| PROBLEM TO SOLVE |
Copy the listing below line for line, exactly as given, but leave out the pictures.

-=-=-

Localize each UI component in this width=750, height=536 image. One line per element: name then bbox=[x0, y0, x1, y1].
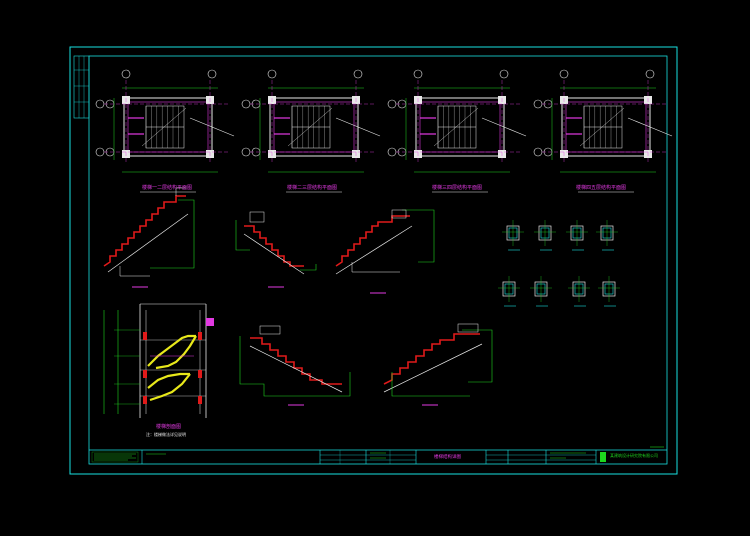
flight-section-5 bbox=[383, 323, 493, 406]
flight-section-2 bbox=[235, 211, 317, 288]
plan-title-2: 楼梯二三层结构平面图 bbox=[287, 185, 338, 191]
axis-bubble bbox=[645, 69, 655, 79]
title-block-lines bbox=[89, 446, 667, 464]
drawing-name: 楼梯结构详图 bbox=[434, 455, 461, 460]
stair-plan-3 bbox=[387, 69, 527, 193]
detail-8 bbox=[598, 276, 620, 307]
beam-details bbox=[498, 220, 620, 307]
axis-bubble bbox=[559, 69, 569, 79]
stair-plan-1 bbox=[95, 69, 235, 193]
axis-bubble bbox=[353, 69, 363, 79]
axis-bubble bbox=[241, 99, 251, 109]
stair-section bbox=[103, 303, 214, 418]
axis-bubble bbox=[533, 147, 543, 157]
axis-bubble bbox=[121, 69, 131, 79]
detail-3 bbox=[566, 220, 588, 251]
axis-bubble bbox=[95, 147, 105, 157]
sheet-outer-frame bbox=[69, 46, 678, 475]
detail-4 bbox=[596, 220, 618, 251]
axis-bubble bbox=[95, 99, 105, 109]
axis-bubble bbox=[241, 147, 251, 157]
detail-1 bbox=[502, 220, 524, 251]
axis-bubble bbox=[533, 99, 543, 109]
company-name: 某建筑设计研究院有限公司 bbox=[610, 453, 658, 458]
flight-section-4 bbox=[239, 325, 351, 406]
stair-plan-4 bbox=[533, 69, 673, 193]
axis-bubble bbox=[267, 69, 277, 79]
axis-bubble bbox=[499, 69, 509, 79]
detail-5 bbox=[498, 276, 520, 307]
plan-title-4: 楼梯四五层结构平面图 bbox=[576, 185, 627, 191]
detail-2 bbox=[534, 220, 556, 251]
flight-section-3 bbox=[335, 209, 435, 294]
detail-6 bbox=[530, 276, 552, 307]
stair-plan-2 bbox=[241, 69, 381, 193]
flight-section-1 bbox=[103, 187, 195, 288]
axis-bubble bbox=[207, 69, 217, 79]
plan-title-1: 楼梯一二层结构平面图 bbox=[142, 185, 193, 191]
detail-7 bbox=[568, 276, 590, 307]
axis-bubble bbox=[387, 147, 397, 157]
axis-bubble bbox=[387, 99, 397, 109]
stair-plans bbox=[95, 69, 673, 193]
binding-strip bbox=[73, 55, 90, 119]
section-note: 注：楼梯做法详见说明 bbox=[146, 432, 186, 437]
section-title: 楼梯剖面图 bbox=[156, 424, 182, 430]
axis-bubble bbox=[413, 69, 423, 79]
plan-title-3: 楼梯三四层结构平面图 bbox=[432, 185, 483, 191]
sheet-inner-frame bbox=[88, 55, 668, 465]
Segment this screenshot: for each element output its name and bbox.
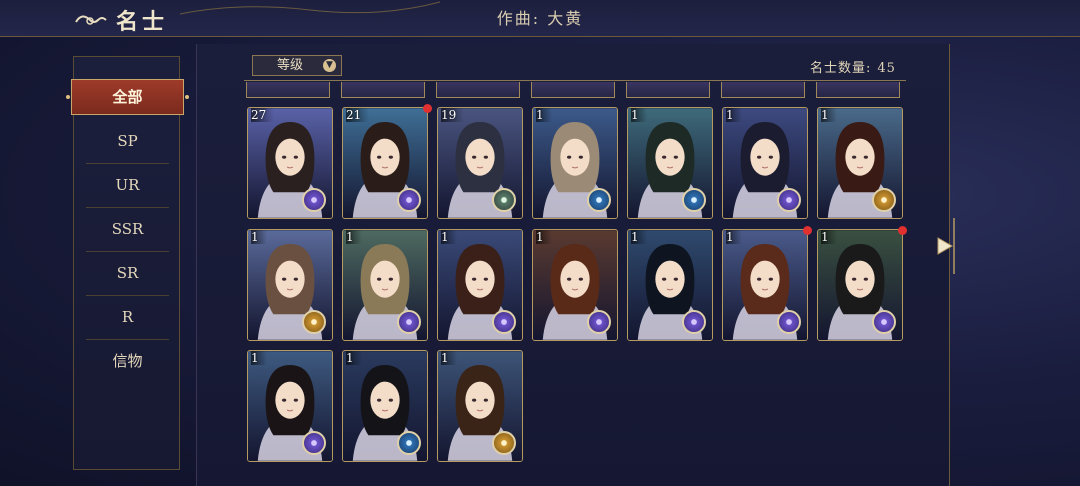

-=-=-

| RESULT OF THE TASK |
Localize each UI component in this width=750, height=536 image. One line per element: name then bbox=[x0, y0, x1, y1].
flight-section-5 bbox=[383, 323, 493, 406]
flight-section-2 bbox=[235, 211, 317, 288]
plan-title-2: 楼梯二三层结构平面图 bbox=[287, 185, 338, 191]
axis-bubble bbox=[645, 69, 655, 79]
title-block-lines bbox=[89, 446, 667, 464]
drawing-name: 楼梯结构详图 bbox=[434, 455, 461, 460]
stair-plan-3 bbox=[387, 69, 527, 193]
detail-8 bbox=[598, 276, 620, 307]
beam-details bbox=[498, 220, 620, 307]
axis-bubble bbox=[559, 69, 569, 79]
stair-plan-1 bbox=[95, 69, 235, 193]
axis-bubble bbox=[353, 69, 363, 79]
axis-bubble bbox=[241, 99, 251, 109]
stair-section bbox=[103, 303, 214, 418]
axis-bubble bbox=[533, 147, 543, 157]
axis-bubble bbox=[121, 69, 131, 79]
detail-3 bbox=[566, 220, 588, 251]
axis-bubble bbox=[95, 147, 105, 157]
sheet-outer-frame bbox=[69, 46, 678, 475]
detail-4 bbox=[596, 220, 618, 251]
axis-bubble bbox=[95, 99, 105, 109]
axis-bubble bbox=[241, 147, 251, 157]
detail-1 bbox=[502, 220, 524, 251]
axis-bubble bbox=[533, 99, 543, 109]
company-name: 某建筑设计研究院有限公司 bbox=[610, 453, 658, 458]
flight-section-4 bbox=[239, 325, 351, 406]
stair-plan-4 bbox=[533, 69, 673, 193]
axis-bubble bbox=[267, 69, 277, 79]
axis-bubble bbox=[499, 69, 509, 79]
detail-5 bbox=[498, 276, 520, 307]
plan-title-4: 楼梯四五层结构平面图 bbox=[576, 185, 627, 191]
detail-2 bbox=[534, 220, 556, 251]
flight-section-3 bbox=[335, 209, 435, 294]
detail-6 bbox=[530, 276, 552, 307]
stair-plan-2 bbox=[241, 69, 381, 193]
flight-section-1 bbox=[103, 187, 195, 288]
axis-bubble bbox=[207, 69, 217, 79]
plan-title-1: 楼梯一二层结构平面图 bbox=[142, 185, 193, 191]
detail-7 bbox=[568, 276, 590, 307]
axis-bubble bbox=[387, 147, 397, 157]
axis-bubble bbox=[387, 99, 397, 109]
stair-plans bbox=[95, 69, 673, 193]
binding-strip bbox=[73, 55, 90, 119]
section-note: 注：楼梯做法详见说明 bbox=[146, 432, 186, 437]
section-title: 楼梯剖面图 bbox=[156, 424, 182, 430]
axis-bubble bbox=[413, 69, 423, 79]
plan-title-3: 楼梯三四层结构平面图 bbox=[432, 185, 483, 191]
sheet-inner-frame bbox=[88, 55, 668, 465]
Segment this screenshot: for each element output its name and bbox.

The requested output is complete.